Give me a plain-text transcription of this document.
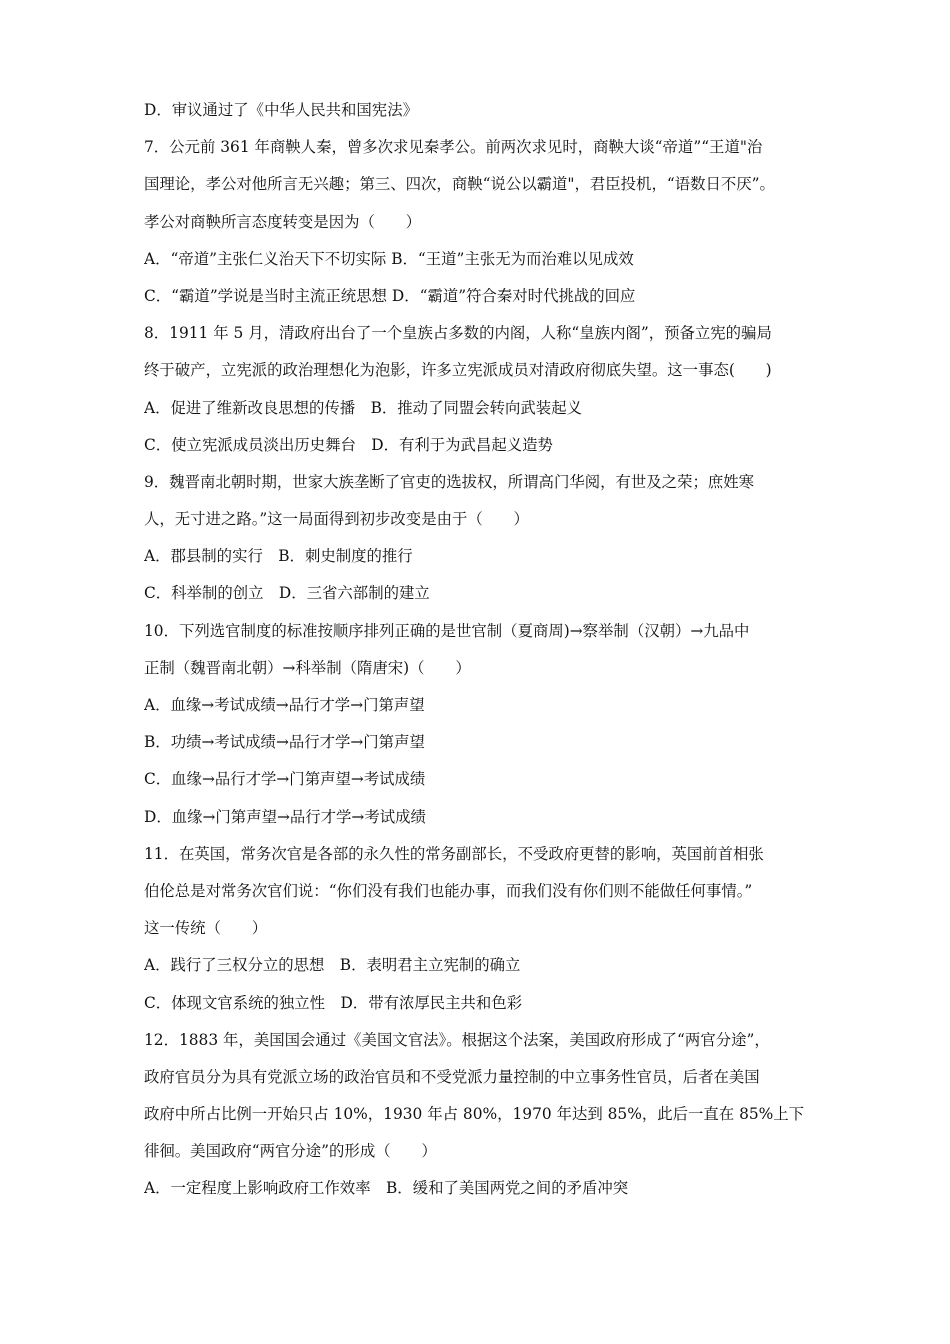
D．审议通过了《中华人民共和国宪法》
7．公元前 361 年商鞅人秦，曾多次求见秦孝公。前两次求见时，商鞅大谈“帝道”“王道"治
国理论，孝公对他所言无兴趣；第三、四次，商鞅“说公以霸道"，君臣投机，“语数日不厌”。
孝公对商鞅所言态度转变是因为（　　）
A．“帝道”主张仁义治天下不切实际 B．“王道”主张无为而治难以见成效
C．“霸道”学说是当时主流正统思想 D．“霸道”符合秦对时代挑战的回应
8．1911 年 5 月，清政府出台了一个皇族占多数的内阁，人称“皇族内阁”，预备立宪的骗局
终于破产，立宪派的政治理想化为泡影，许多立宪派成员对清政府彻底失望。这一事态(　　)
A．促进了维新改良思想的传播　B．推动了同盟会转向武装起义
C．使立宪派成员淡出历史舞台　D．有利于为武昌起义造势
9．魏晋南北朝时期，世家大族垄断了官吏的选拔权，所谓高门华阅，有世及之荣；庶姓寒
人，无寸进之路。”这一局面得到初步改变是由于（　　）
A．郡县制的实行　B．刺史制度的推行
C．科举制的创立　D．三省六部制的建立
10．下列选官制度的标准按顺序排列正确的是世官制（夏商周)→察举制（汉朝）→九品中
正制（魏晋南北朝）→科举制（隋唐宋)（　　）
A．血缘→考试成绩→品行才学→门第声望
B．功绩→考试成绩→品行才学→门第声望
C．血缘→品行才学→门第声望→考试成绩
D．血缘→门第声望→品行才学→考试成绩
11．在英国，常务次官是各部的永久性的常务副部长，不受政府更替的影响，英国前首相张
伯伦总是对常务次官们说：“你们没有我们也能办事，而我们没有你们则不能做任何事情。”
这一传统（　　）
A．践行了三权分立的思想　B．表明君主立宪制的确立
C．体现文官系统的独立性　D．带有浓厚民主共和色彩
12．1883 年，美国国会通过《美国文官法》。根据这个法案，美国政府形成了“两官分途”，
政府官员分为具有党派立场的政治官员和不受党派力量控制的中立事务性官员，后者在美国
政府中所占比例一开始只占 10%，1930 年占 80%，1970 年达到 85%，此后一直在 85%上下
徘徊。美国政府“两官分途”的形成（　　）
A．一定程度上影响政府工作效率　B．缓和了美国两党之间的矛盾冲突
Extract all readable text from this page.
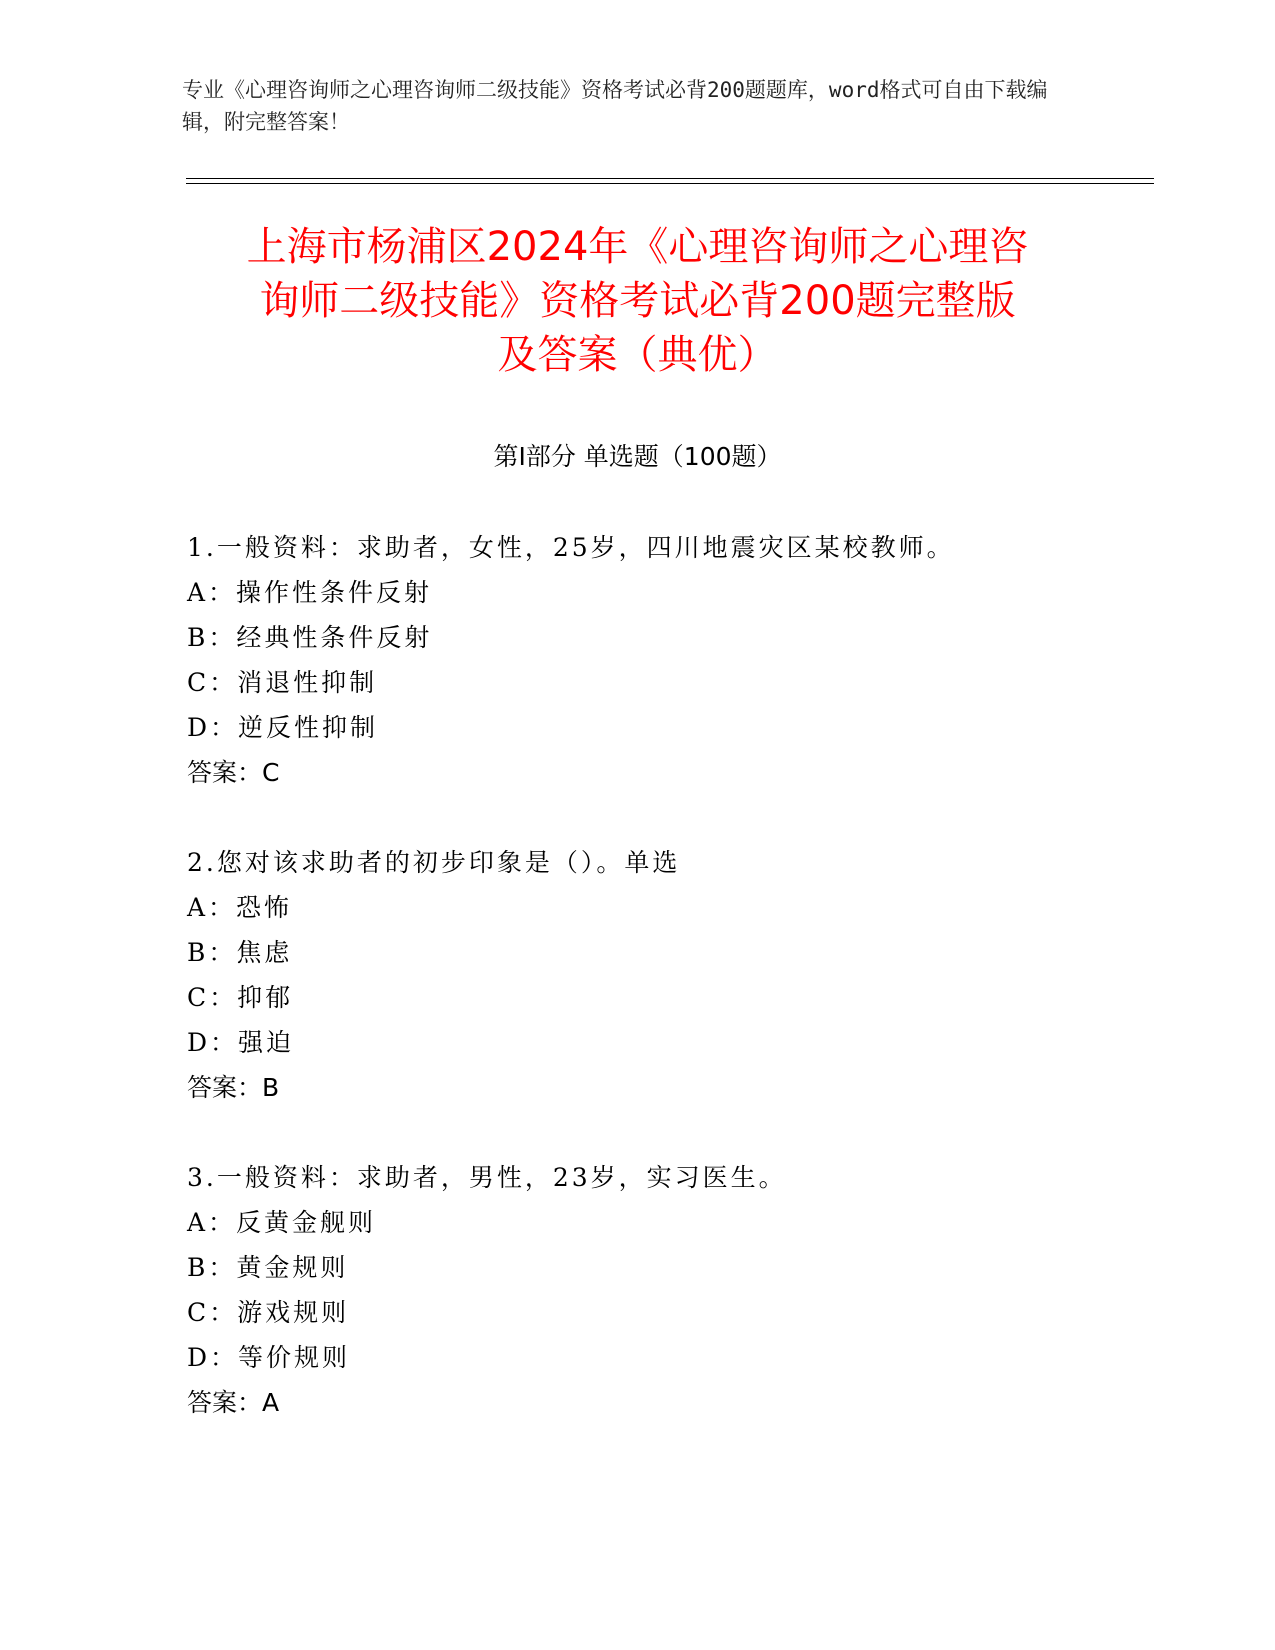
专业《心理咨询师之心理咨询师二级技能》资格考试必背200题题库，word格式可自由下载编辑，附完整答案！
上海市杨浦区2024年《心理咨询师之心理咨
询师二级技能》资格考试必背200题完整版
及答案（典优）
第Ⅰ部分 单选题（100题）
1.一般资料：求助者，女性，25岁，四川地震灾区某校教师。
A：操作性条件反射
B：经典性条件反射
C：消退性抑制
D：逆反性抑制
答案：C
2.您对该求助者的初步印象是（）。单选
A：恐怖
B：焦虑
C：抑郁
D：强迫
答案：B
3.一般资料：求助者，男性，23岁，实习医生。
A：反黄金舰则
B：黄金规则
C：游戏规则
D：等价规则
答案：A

★ ★ ★ ★ ★ ★ ★

◆ WRITTEN REQUEST: Without any pictures, reproduce exactly the lines from the line that contains "Extract all readable text from this page." to the end of the entries above, both ends included.

◆ CORRECT RESPONSE:
Extract all readable text from this page.
专业《心理咨询师之心理咨询师二级技能》资格考试必背200题题库，word格式可自由下载编辑，附完整答案！
上海市杨浦区2024年《心理咨询师之心理咨
询师二级技能》资格考试必背200题完整版
及答案（典优）
第Ⅰ部分 单选题（100题）
1.一般资料：求助者，女性，25岁，四川地震灾区某校教师。
A：操作性条件反射
B：经典性条件反射
C：消退性抑制
D：逆反性抑制
答案：C
2.您对该求助者的初步印象是（）。单选
A：恐怖
B：焦虑
C：抑郁
D：强迫
答案：B
3.一般资料：求助者，男性，23岁，实习医生。
A：反黄金舰则
B：黄金规则
C：游戏规则
D：等价规则
答案：A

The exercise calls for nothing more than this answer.